--- START Provided data ---

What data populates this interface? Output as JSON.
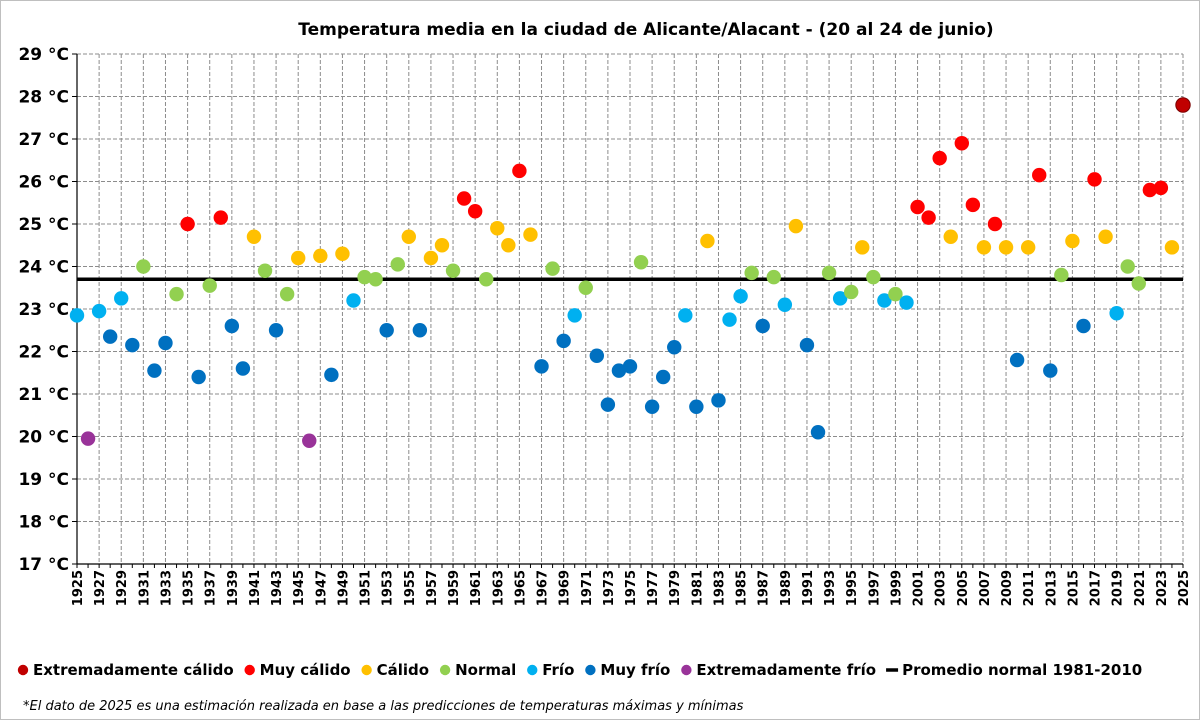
{
  "chart_data": {
    "type": "scatter",
    "title": "Temperatura media en la ciudad de Alicante/Alacant - (20 al 24 de junio)",
    "xlabel": "",
    "ylabel": "",
    "xlim": [
      1925,
      2025
    ],
    "ylim": [
      17,
      29
    ],
    "y_unit": "°C",
    "y_ticks": [
      17,
      18,
      19,
      20,
      21,
      22,
      23,
      24,
      25,
      26,
      27,
      28,
      29
    ],
    "y_tick_labels": [
      "17 °C",
      "18 °C",
      "19 °C",
      "20 °C",
      "21 °C",
      "22 °C",
      "23 °C",
      "24 °C",
      "25 °C",
      "26 °C",
      "27 °C",
      "28 °C",
      "29 °C"
    ],
    "x_tick_labels": [
      "1925",
      "1927",
      "1929",
      "1931",
      "1933",
      "1935",
      "1937",
      "1939",
      "1941",
      "1943",
      "1945",
      "1947",
      "1949",
      "1951",
      "1953",
      "1955",
      "1957",
      "1959",
      "1961",
      "1963",
      "1965",
      "1967",
      "1969",
      "1971",
      "1973",
      "1975",
      "1977",
      "1979",
      "1981",
      "1983",
      "1985",
      "1987",
      "1989",
      "1991",
      "1993",
      "1995",
      "1997",
      "1999",
      "2001",
      "2003",
      "2005",
      "2007",
      "2009",
      "2011",
      "2013",
      "2015",
      "2017",
      "2019",
      "2021",
      "2023",
      "2025"
    ],
    "grid": true,
    "legend_position": "bottom",
    "categories": [
      {
        "key": "ec",
        "name": "Extremadamente cálido",
        "color": "#c00000"
      },
      {
        "key": "mc",
        "name": "Muy cálido",
        "color": "#ff0000"
      },
      {
        "key": "c",
        "name": "Cálido",
        "color": "#ffc000"
      },
      {
        "key": "n",
        "name": "Normal",
        "color": "#92d050"
      },
      {
        "key": "f",
        "name": "Frío",
        "color": "#00b0f0"
      },
      {
        "key": "mf",
        "name": "Muy frío",
        "color": "#0070c0"
      },
      {
        "key": "ef",
        "name": "Extremadamente frío",
        "color": "#993399"
      }
    ],
    "reference_line": {
      "name": "Promedio normal 1981-2010",
      "value": 23.7,
      "color": "#000000"
    },
    "points": [
      {
        "x": 1925,
        "y": 22.85,
        "cat": "f"
      },
      {
        "x": 1926,
        "y": 19.95,
        "cat": "ef"
      },
      {
        "x": 1927,
        "y": 22.95,
        "cat": "f"
      },
      {
        "x": 1928,
        "y": 22.35,
        "cat": "mf"
      },
      {
        "x": 1929,
        "y": 23.25,
        "cat": "f"
      },
      {
        "x": 1930,
        "y": 22.15,
        "cat": "mf"
      },
      {
        "x": 1931,
        "y": 24.0,
        "cat": "n"
      },
      {
        "x": 1932,
        "y": 21.55,
        "cat": "mf"
      },
      {
        "x": 1933,
        "y": 22.2,
        "cat": "mf"
      },
      {
        "x": 1934,
        "y": 23.35,
        "cat": "n"
      },
      {
        "x": 1935,
        "y": 25.0,
        "cat": "mc"
      },
      {
        "x": 1936,
        "y": 21.4,
        "cat": "mf"
      },
      {
        "x": 1937,
        "y": 23.55,
        "cat": "n"
      },
      {
        "x": 1938,
        "y": 25.15,
        "cat": "mc"
      },
      {
        "x": 1939,
        "y": 22.6,
        "cat": "mf"
      },
      {
        "x": 1940,
        "y": 21.6,
        "cat": "mf"
      },
      {
        "x": 1941,
        "y": 24.7,
        "cat": "c"
      },
      {
        "x": 1942,
        "y": 23.9,
        "cat": "n"
      },
      {
        "x": 1943,
        "y": 22.5,
        "cat": "mf"
      },
      {
        "x": 1944,
        "y": 23.35,
        "cat": "n"
      },
      {
        "x": 1945,
        "y": 24.2,
        "cat": "c"
      },
      {
        "x": 1946,
        "y": 19.9,
        "cat": "ef"
      },
      {
        "x": 1947,
        "y": 24.25,
        "cat": "c"
      },
      {
        "x": 1948,
        "y": 21.45,
        "cat": "mf"
      },
      {
        "x": 1949,
        "y": 24.3,
        "cat": "c"
      },
      {
        "x": 1950,
        "y": 23.2,
        "cat": "f"
      },
      {
        "x": 1951,
        "y": 23.75,
        "cat": "n"
      },
      {
        "x": 1952,
        "y": 23.7,
        "cat": "n"
      },
      {
        "x": 1953,
        "y": 22.5,
        "cat": "mf"
      },
      {
        "x": 1954,
        "y": 24.05,
        "cat": "n"
      },
      {
        "x": 1955,
        "y": 24.7,
        "cat": "c"
      },
      {
        "x": 1956,
        "y": 22.5,
        "cat": "mf"
      },
      {
        "x": 1957,
        "y": 24.2,
        "cat": "c"
      },
      {
        "x": 1958,
        "y": 24.5,
        "cat": "c"
      },
      {
        "x": 1959,
        "y": 23.9,
        "cat": "n"
      },
      {
        "x": 1960,
        "y": 25.6,
        "cat": "mc"
      },
      {
        "x": 1961,
        "y": 25.3,
        "cat": "mc"
      },
      {
        "x": 1962,
        "y": 23.7,
        "cat": "n"
      },
      {
        "x": 1963,
        "y": 24.9,
        "cat": "c"
      },
      {
        "x": 1964,
        "y": 24.5,
        "cat": "c"
      },
      {
        "x": 1965,
        "y": 26.25,
        "cat": "mc"
      },
      {
        "x": 1966,
        "y": 24.75,
        "cat": "c"
      },
      {
        "x": 1967,
        "y": 21.65,
        "cat": "mf"
      },
      {
        "x": 1968,
        "y": 23.95,
        "cat": "n"
      },
      {
        "x": 1969,
        "y": 22.25,
        "cat": "mf"
      },
      {
        "x": 1970,
        "y": 22.85,
        "cat": "f"
      },
      {
        "x": 1971,
        "y": 23.5,
        "cat": "n"
      },
      {
        "x": 1972,
        "y": 21.9,
        "cat": "mf"
      },
      {
        "x": 1973,
        "y": 20.75,
        "cat": "mf"
      },
      {
        "x": 1974,
        "y": 21.55,
        "cat": "mf"
      },
      {
        "x": 1975,
        "y": 21.65,
        "cat": "mf"
      },
      {
        "x": 1976,
        "y": 24.1,
        "cat": "n"
      },
      {
        "x": 1977,
        "y": 20.7,
        "cat": "mf"
      },
      {
        "x": 1978,
        "y": 21.4,
        "cat": "mf"
      },
      {
        "x": 1979,
        "y": 22.1,
        "cat": "mf"
      },
      {
        "x": 1980,
        "y": 22.85,
        "cat": "f"
      },
      {
        "x": 1981,
        "y": 20.7,
        "cat": "mf"
      },
      {
        "x": 1982,
        "y": 24.6,
        "cat": "c"
      },
      {
        "x": 1983,
        "y": 20.85,
        "cat": "mf"
      },
      {
        "x": 1984,
        "y": 22.75,
        "cat": "f"
      },
      {
        "x": 1985,
        "y": 23.3,
        "cat": "f"
      },
      {
        "x": 1986,
        "y": 23.85,
        "cat": "n"
      },
      {
        "x": 1987,
        "y": 22.6,
        "cat": "mf"
      },
      {
        "x": 1988,
        "y": 23.75,
        "cat": "n"
      },
      {
        "x": 1989,
        "y": 23.1,
        "cat": "f"
      },
      {
        "x": 1990,
        "y": 24.95,
        "cat": "c"
      },
      {
        "x": 1991,
        "y": 22.15,
        "cat": "mf"
      },
      {
        "x": 1992,
        "y": 20.1,
        "cat": "mf"
      },
      {
        "x": 1993,
        "y": 23.85,
        "cat": "n"
      },
      {
        "x": 1994,
        "y": 23.25,
        "cat": "f"
      },
      {
        "x": 1995,
        "y": 23.4,
        "cat": "n"
      },
      {
        "x": 1996,
        "y": 24.45,
        "cat": "c"
      },
      {
        "x": 1997,
        "y": 23.75,
        "cat": "n"
      },
      {
        "x": 1998,
        "y": 23.2,
        "cat": "f"
      },
      {
        "x": 1999,
        "y": 23.35,
        "cat": "n"
      },
      {
        "x": 2000,
        "y": 23.15,
        "cat": "f"
      },
      {
        "x": 2001,
        "y": 25.4,
        "cat": "mc"
      },
      {
        "x": 2002,
        "y": 25.15,
        "cat": "mc"
      },
      {
        "x": 2003,
        "y": 26.55,
        "cat": "mc"
      },
      {
        "x": 2004,
        "y": 24.7,
        "cat": "c"
      },
      {
        "x": 2005,
        "y": 26.9,
        "cat": "mc"
      },
      {
        "x": 2006,
        "y": 25.45,
        "cat": "mc"
      },
      {
        "x": 2007,
        "y": 24.45,
        "cat": "c"
      },
      {
        "x": 2008,
        "y": 25.0,
        "cat": "mc"
      },
      {
        "x": 2009,
        "y": 24.45,
        "cat": "c"
      },
      {
        "x": 2010,
        "y": 21.8,
        "cat": "mf"
      },
      {
        "x": 2011,
        "y": 24.45,
        "cat": "c"
      },
      {
        "x": 2012,
        "y": 26.15,
        "cat": "mc"
      },
      {
        "x": 2013,
        "y": 21.55,
        "cat": "mf"
      },
      {
        "x": 2014,
        "y": 23.8,
        "cat": "n"
      },
      {
        "x": 2015,
        "y": 24.6,
        "cat": "c"
      },
      {
        "x": 2016,
        "y": 22.6,
        "cat": "mf"
      },
      {
        "x": 2017,
        "y": 26.05,
        "cat": "mc"
      },
      {
        "x": 2018,
        "y": 24.7,
        "cat": "c"
      },
      {
        "x": 2019,
        "y": 22.9,
        "cat": "f"
      },
      {
        "x": 2020,
        "y": 24.0,
        "cat": "n"
      },
      {
        "x": 2021,
        "y": 23.6,
        "cat": "n"
      },
      {
        "x": 2022,
        "y": 25.8,
        "cat": "mc"
      },
      {
        "x": 2023,
        "y": 25.85,
        "cat": "mc"
      },
      {
        "x": 2024,
        "y": 24.45,
        "cat": "c"
      },
      {
        "x": 2025,
        "y": 27.8,
        "cat": "ec"
      }
    ],
    "footnote": "*El dato de 2025 es una estimación realizada en base a las predicciones de temperaturas máximas y mínimas"
  }
}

--- END Provided data ---

Search the data for the string "color". List each line that has it.

§ **Answer to this exercise**:
        "color": "#c00000"
        "color": "#ff0000"
        "color": "#ffc000"
        "color": "#92d050"
        "color": "#00b0f0"
        "color": "#0070c0"
        "color": "#993399"
      "color": "#000000"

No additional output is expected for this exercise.